**Stored data**
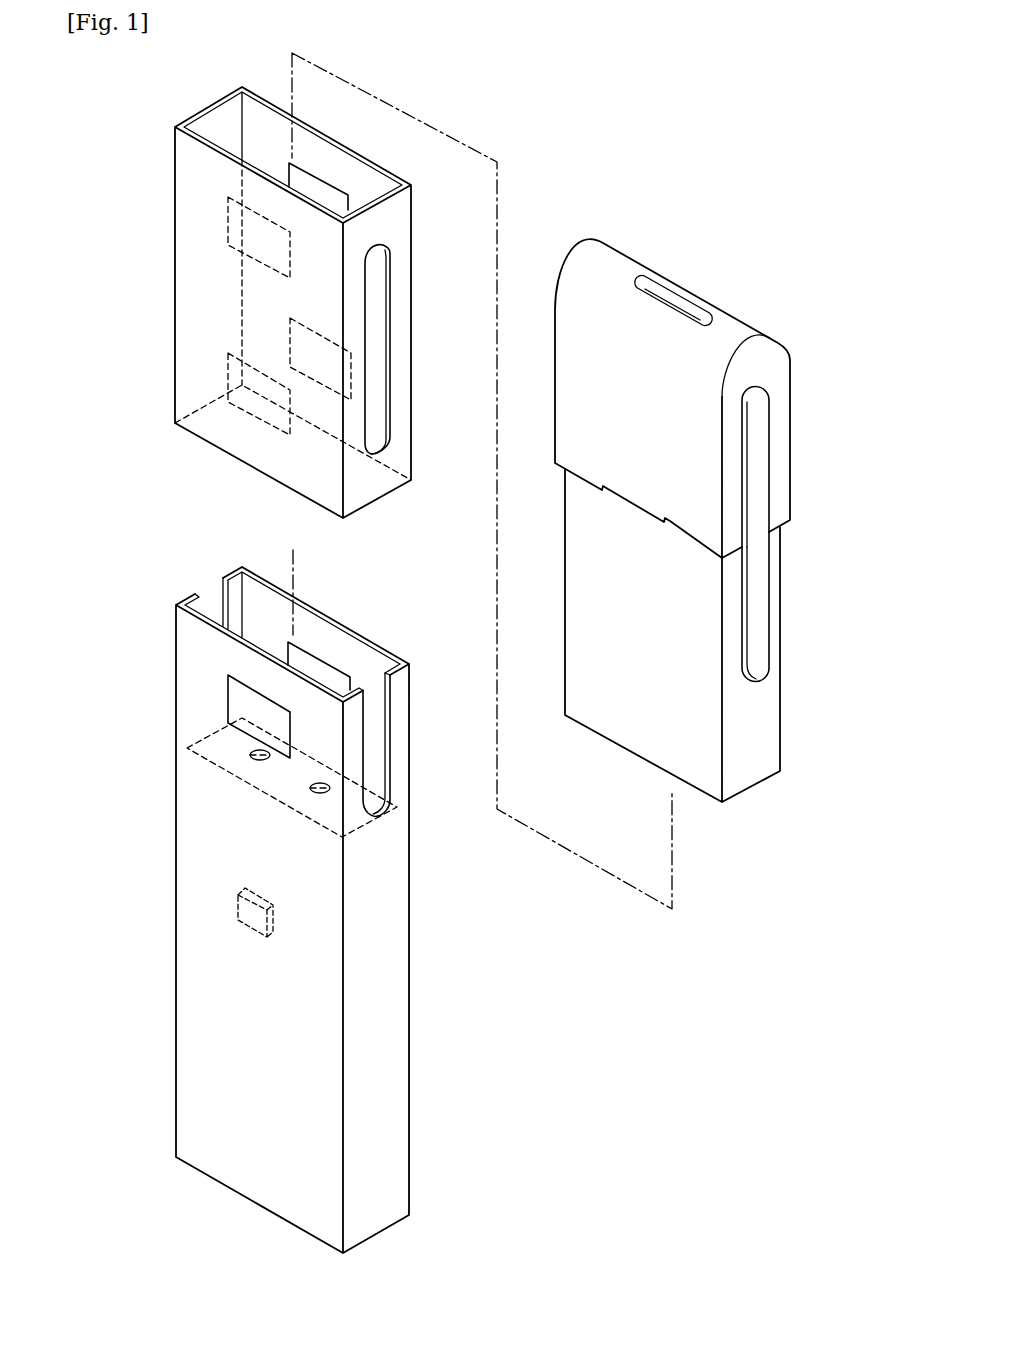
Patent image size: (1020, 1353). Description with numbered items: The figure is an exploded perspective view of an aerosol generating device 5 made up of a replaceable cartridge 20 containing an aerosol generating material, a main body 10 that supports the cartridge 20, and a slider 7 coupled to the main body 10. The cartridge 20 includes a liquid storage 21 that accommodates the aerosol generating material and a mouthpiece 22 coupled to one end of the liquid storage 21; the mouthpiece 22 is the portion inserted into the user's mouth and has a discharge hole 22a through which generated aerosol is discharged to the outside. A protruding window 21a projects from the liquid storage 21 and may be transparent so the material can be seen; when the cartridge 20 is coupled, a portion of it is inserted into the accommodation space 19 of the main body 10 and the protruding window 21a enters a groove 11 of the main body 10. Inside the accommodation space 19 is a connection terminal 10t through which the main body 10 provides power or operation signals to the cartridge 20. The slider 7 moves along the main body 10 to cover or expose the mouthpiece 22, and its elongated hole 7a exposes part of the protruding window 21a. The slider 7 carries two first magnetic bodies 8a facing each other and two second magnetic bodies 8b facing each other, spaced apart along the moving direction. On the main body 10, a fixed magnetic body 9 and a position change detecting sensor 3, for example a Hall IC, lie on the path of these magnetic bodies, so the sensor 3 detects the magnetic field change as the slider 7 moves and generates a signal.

The aerosol generating device 5 is at (660, 65).
The slider 7 is at (172, 154).
The elongated hole 7a is at (378, 312).
The first magnetic bodies 8a is at (333, 198).
The second magnetic bodies 8b is at (243, 372).
The main body 10 is at (143, 645).
The connection terminal 10t is at (257, 750).
The groove 11 is at (222, 598).
The fixed magnetic body 9 is at (320, 665).
The accommodation space 19 is at (374, 657).
The position change detecting sensor 3 is at (253, 918).
The cartridge 20 is at (682, 505).
The liquid storage 21 is at (575, 578).
The protruding window 21a is at (756, 594).
The mouthpiece 22 is at (565, 373).
The discharge hole 22a is at (647, 283).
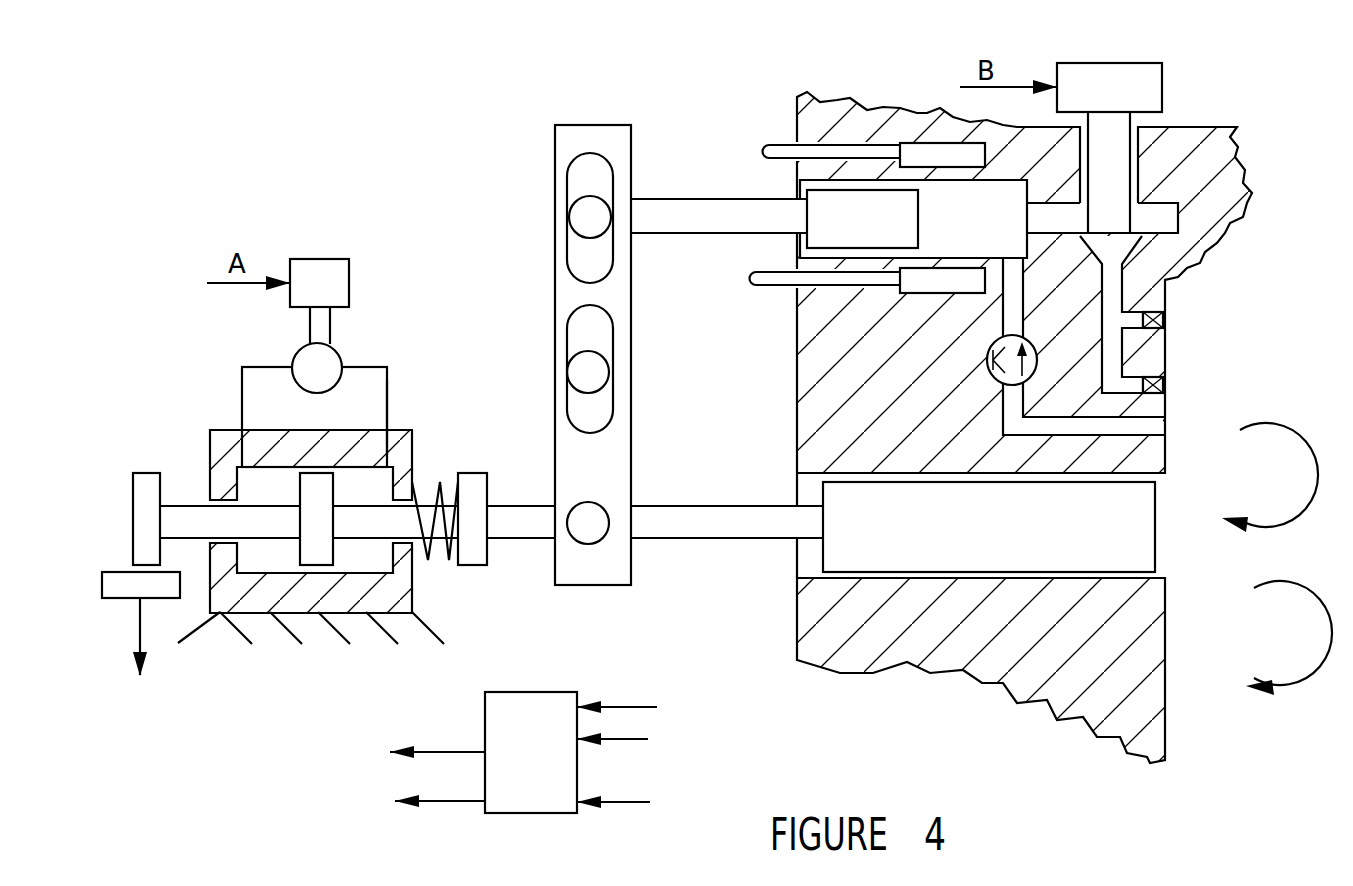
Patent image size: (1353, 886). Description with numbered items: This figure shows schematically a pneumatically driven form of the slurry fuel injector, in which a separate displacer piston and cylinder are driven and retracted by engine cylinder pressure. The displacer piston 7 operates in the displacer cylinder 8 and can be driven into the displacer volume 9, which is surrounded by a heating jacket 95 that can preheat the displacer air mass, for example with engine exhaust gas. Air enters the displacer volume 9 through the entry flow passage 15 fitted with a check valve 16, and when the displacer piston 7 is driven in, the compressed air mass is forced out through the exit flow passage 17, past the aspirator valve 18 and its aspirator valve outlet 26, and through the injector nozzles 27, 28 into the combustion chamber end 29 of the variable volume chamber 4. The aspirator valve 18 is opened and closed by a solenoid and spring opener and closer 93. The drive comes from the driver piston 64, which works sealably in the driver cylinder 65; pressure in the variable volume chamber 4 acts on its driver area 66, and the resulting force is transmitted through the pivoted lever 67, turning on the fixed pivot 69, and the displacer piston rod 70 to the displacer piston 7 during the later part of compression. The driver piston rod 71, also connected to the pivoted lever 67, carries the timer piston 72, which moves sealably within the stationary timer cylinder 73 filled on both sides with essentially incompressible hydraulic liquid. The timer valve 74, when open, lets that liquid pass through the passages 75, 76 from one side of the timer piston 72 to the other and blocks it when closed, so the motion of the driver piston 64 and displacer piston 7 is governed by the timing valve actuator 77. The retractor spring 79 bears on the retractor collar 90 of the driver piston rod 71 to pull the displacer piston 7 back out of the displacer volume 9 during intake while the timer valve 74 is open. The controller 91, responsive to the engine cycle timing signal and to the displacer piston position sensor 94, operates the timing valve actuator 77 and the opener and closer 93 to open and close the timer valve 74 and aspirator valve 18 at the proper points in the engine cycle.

The variable volume chamber 4 is at (1270, 477).
The displacer piston 7 is at (872, 202).
The displacer cylinder 8 is at (840, 252).
The displacer volume 9 is at (970, 205).
The entry flow passage 15 is at (1137, 427).
The check valve 16 is at (987, 355).
The exit flow passage 17 is at (1062, 223).
The aspirator valve 18 is at (1105, 183).
The aspirator valve outlet 26 is at (1107, 290).
The injector nozzle 27 is at (1165, 314).
The injector nozzle 28 is at (1165, 380).
The combustion chamber end 29 is at (1289, 638).
The driver piston 64 is at (935, 553).
The driver cylinder 65 is at (993, 583).
The driver area 66 is at (1160, 540).
The pivoted lever 67 is at (567, 280).
The fixed pivot 69 is at (583, 375).
The displacer piston rod 70 is at (723, 210).
The driver piston rod 71 is at (770, 528).
The timer piston 72 is at (322, 553).
The timer cylinder 73 is at (350, 590).
The timer valve 74 is at (300, 347).
The passage 75 is at (243, 383).
The passage 76 is at (390, 397).
The timing valve actuator 77 is at (308, 277).
The retractor spring 79 is at (441, 470).
The retractor collar 90 is at (472, 562).
The controller 91 is at (550, 778).
The solenoid and spring opener and closer 93 is at (1115, 93).
The displacer piston position sensor 94 is at (118, 583).
The heating jacket 95 is at (967, 157).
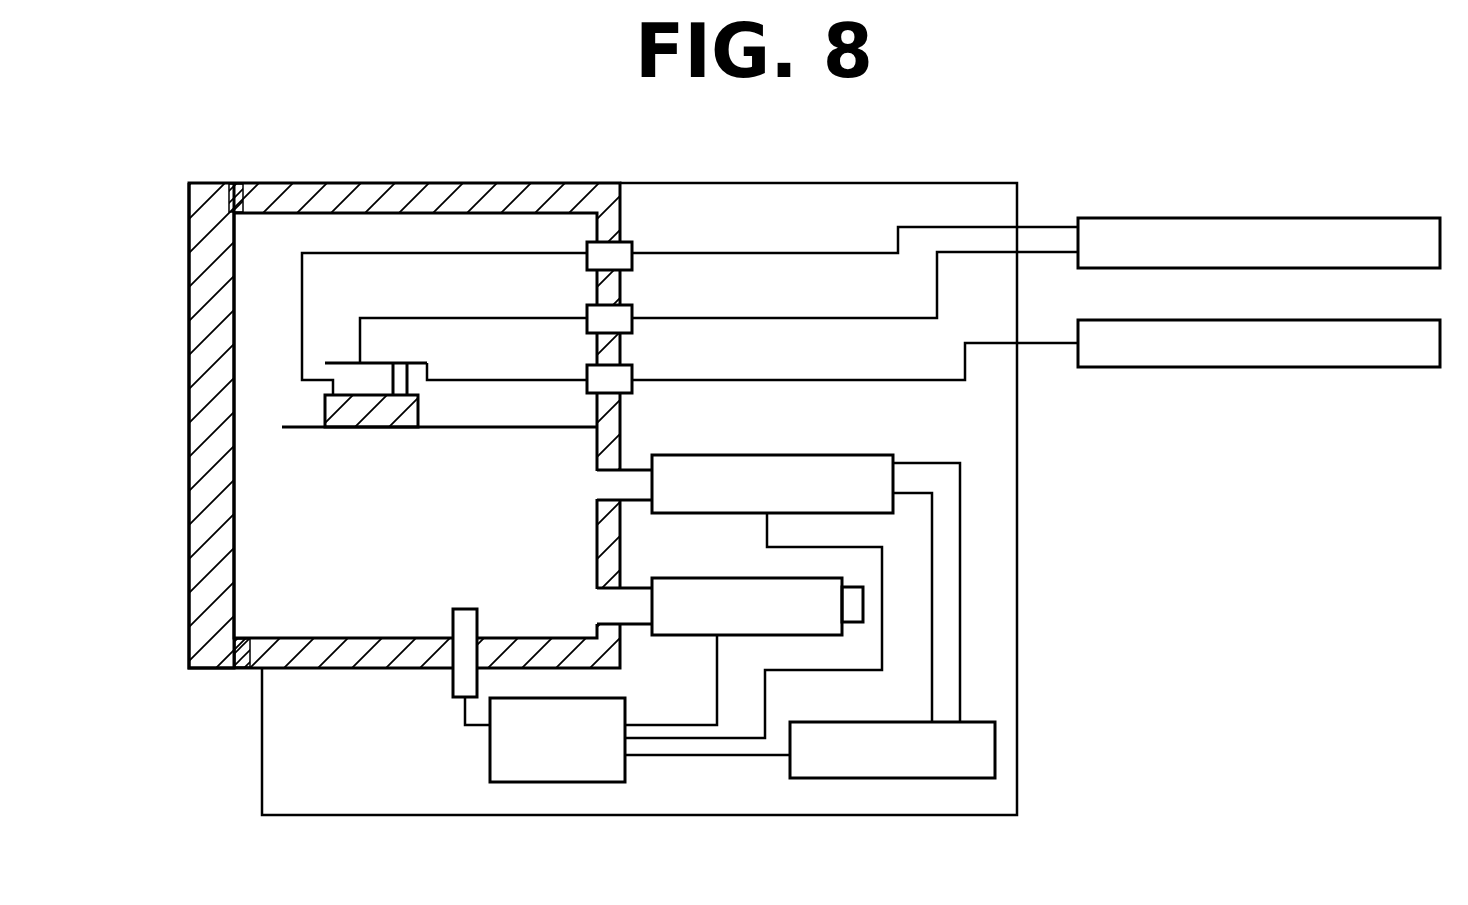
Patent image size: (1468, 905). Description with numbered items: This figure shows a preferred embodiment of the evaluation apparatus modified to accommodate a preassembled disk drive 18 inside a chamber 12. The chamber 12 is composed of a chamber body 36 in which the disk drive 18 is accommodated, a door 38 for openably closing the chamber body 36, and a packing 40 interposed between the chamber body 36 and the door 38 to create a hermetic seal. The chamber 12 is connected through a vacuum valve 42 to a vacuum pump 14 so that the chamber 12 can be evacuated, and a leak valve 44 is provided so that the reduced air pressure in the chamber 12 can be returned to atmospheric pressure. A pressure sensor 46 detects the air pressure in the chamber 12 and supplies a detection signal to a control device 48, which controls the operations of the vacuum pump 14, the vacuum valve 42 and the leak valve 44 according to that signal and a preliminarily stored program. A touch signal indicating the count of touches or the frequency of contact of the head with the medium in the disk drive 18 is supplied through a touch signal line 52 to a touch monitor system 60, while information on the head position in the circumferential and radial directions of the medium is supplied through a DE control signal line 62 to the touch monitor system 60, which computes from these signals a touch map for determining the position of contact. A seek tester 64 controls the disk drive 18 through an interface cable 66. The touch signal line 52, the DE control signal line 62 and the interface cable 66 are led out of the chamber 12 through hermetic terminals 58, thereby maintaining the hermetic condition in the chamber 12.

The chamber 12 is at (392, 385).
The vacuum pump 14 is at (995, 752).
The disk drive 18 is at (418, 413).
The chamber body 36 is at (522, 183).
The door 38 is at (204, 188).
The packing 40 is at (238, 188).
The vacuum valve 42 is at (768, 455).
The leak valve 44 is at (697, 578).
The pressure sensor 46 is at (465, 612).
The control device 48 is at (490, 754).
The touch signal line 52 is at (404, 256).
The hermetic terminals 58 is at (632, 245).
The touch monitor system 60 is at (1240, 218).
The DE control signal line 62 is at (444, 318).
The seek tester 64 is at (1245, 367).
The interface cable 66 is at (492, 380).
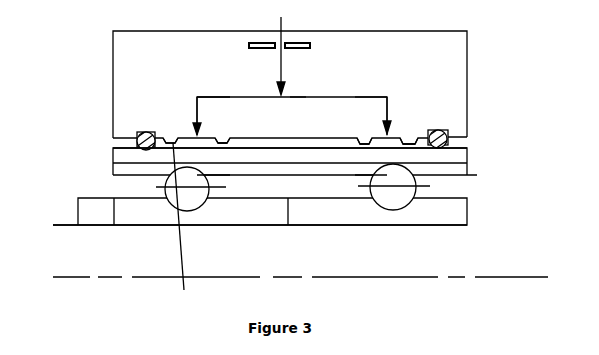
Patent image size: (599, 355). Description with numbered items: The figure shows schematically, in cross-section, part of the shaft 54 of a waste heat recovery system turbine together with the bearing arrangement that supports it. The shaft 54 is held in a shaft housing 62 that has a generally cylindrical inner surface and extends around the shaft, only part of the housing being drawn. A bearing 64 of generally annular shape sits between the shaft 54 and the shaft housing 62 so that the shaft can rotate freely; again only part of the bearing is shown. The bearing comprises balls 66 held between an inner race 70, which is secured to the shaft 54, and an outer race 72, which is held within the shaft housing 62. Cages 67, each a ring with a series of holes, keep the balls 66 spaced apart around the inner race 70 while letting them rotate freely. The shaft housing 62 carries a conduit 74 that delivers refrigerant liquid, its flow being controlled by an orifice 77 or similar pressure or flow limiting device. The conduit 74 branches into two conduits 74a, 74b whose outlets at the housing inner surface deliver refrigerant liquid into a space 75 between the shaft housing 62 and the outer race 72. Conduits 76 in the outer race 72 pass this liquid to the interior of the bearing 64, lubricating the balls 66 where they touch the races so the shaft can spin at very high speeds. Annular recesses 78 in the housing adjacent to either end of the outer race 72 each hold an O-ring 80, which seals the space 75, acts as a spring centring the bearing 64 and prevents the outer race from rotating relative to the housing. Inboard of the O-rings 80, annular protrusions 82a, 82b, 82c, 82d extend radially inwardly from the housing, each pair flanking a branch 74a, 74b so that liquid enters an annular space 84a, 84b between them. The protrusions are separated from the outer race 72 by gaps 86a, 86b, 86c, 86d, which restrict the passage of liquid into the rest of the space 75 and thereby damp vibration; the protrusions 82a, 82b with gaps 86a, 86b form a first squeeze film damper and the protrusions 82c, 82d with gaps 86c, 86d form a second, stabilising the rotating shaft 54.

The shaft 54 is at (527, 233).
The shaft housing 62 is at (440, 56).
The bearing 64 is at (82, 174).
The balls 66 is at (172, 182).
The cage 67 is at (220, 186).
The inner race 70 is at (130, 203).
The outer race 72 is at (138, 160).
The conduit 74 is at (278, 86).
The first branch conduit 74a is at (225, 95).
The second branch conduit 74b is at (303, 95).
The space 75 is at (297, 137).
The conduits in outer race 76 is at (212, 162).
The orifice 77 is at (278, 45).
The annular recess 78 is at (147, 132).
The O-ring 80 is at (137, 136).
The first annular protrusion 82a is at (172, 140).
The second annular protrusion 82b is at (226, 140).
The third annular protrusion 82c is at (358, 144).
The fourth annular protrusion 82d is at (410, 144).
The first annular space 84a is at (192, 137).
The second annular space 84b is at (383, 141).
The first gap 86a is at (183, 228).
The second gap 86b is at (224, 144).
The third gap 86c is at (358, 147).
The fourth gap 86d is at (408, 147).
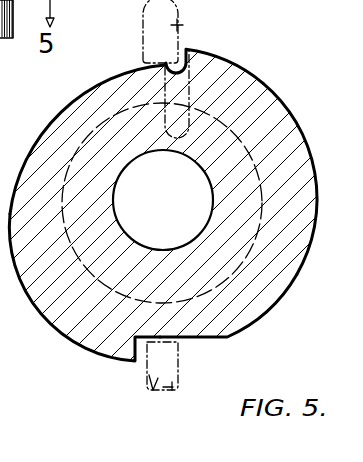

**REQUIREMENTS**
Can you copy the entries above word for word, from the very start through the line containing "The liquid storage 21 is at (575, 578).", with both ends included and the pictures left out?

**ANSWER**
Patent image size: (1020, 1353). Description with numbered items: The figure is an exploded perspective view of an aerosol generating device 5 made up of a replaceable cartridge 20 containing an aerosol generating material, a main body 10 that supports the cartridge 20, and a slider 7 coupled to the main body 10. The cartridge 20 includes a liquid storage 21 that accommodates the aerosol generating material and a mouthpiece 22 coupled to one end of the liquid storage 21; the mouthpiece 22 is the portion inserted into the user's mouth and has a discharge hole 22a through which generated aerosol is discharged to the outside. A protruding window 21a projects from the liquid storage 21 and may be transparent so the material can be seen; when the cartridge 20 is coupled, a portion of it is inserted into the accommodation space 19 of the main body 10 and the protruding window 21a enters a groove 11 of the main body 10. Inside the accommodation space 19 is a connection terminal 10t through which the main body 10 provides power or operation signals to the cartridge 20. The slider 7 moves along the main body 10 to cover or expose the mouthpiece 22, and its elongated hole 7a exposes part of the protruding window 21a. The slider 7 carries two first magnetic bodies 8a facing each other and two second magnetic bodies 8b facing each other, spaced apart along the moving direction. On the main body 10, a fixed magnetic body 9 and a position change detecting sensor 3, for example a Hall IC, lie on the path of these magnetic bodies, so the sensor 3 detects the magnetic field change as the slider 7 moves and generates a signal.

The aerosol generating device 5 is at (660, 65).
The slider 7 is at (172, 154).
The elongated hole 7a is at (378, 312).
The first magnetic bodies 8a is at (333, 198).
The second magnetic bodies 8b is at (243, 372).
The main body 10 is at (143, 645).
The connection terminal 10t is at (257, 750).
The groove 11 is at (222, 598).
The fixed magnetic body 9 is at (320, 665).
The accommodation space 19 is at (374, 657).
The position change detecting sensor 3 is at (253, 918).
The cartridge 20 is at (682, 505).
The liquid storage 21 is at (575, 578).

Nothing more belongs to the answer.